Leave out the pictures and return every entry exactly as it appears.

§ Information shown
▶
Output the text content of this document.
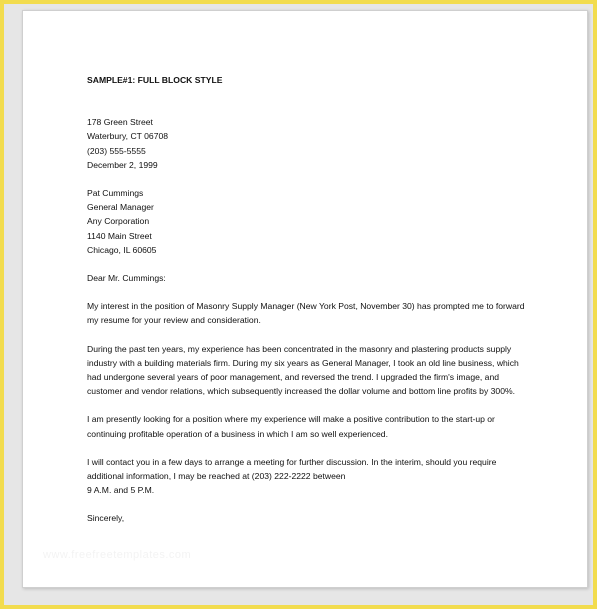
SAMPLE#1: FULL BLOCK STYLE
178 Green Street
Waterbury, CT 06708
(203) 555-5555
December 2, 1999
Pat Cummings
General Manager
Any Corporation
1140 Main Street
Chicago, IL 60605
Dear Mr. Cummings:
My interest in the position of Masonry Supply Manager (New York Post, November 30) has prompted me to forward
my resume for your review and consideration.
During the past ten years, my experience has been concentrated in the masonry and plastering products supply
industry with a building materials firm. During my six years as General Manager, I took an old line business, which
had undergone several years of poor management, and reversed the trend. I upgraded the firm's image, and
customer and vendor relations, which subsequently increased the dollar volume and bottom line profits by 300%.
I am presently looking for a position where my experience will make a positive contribution to the start-up or
continuing profitable operation of a business in which I am so well experienced.
I will contact you in a few days to arrange a meeting for further discussion. In the interim, should you require
additional information, I may be reached at (203) 222-2222 between
9 A.M. and 5 P.M.
Sincerely,
www.freefreetemplates.com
◀
§ Exercise answer
Output the text content of this document.
SAMPLE#1: FULL BLOCK STYLE
178 Green Street
Waterbury, CT 06708
(203) 555-5555
December 2, 1999
Pat Cummings
General Manager
Any Corporation
1140 Main Street
Chicago, IL 60605
Dear Mr. Cummings:
My interest in the position of Masonry Supply Manager (New York Post, November 30) has prompted me to forward
my resume for your review and consideration.
During the past ten years, my experience has been concentrated in the masonry and plastering products supply
industry with a building materials firm. During my six years as General Manager, I took an old line business, which
had undergone several years of poor management, and reversed the trend. I upgraded the firm's image, and
customer and vendor relations, which subsequently increased the dollar volume and bottom line profits by 300%.
I am presently looking for a position where my experience will make a positive contribution to the start-up or
continuing profitable operation of a business in which I am so well experienced.
I will contact you in a few days to arrange a meeting for further discussion. In the interim, should you require
additional information, I may be reached at (203) 222-2222 between
9 A.M. and 5 P.M.
Sincerely,
www.freefreetemplates.com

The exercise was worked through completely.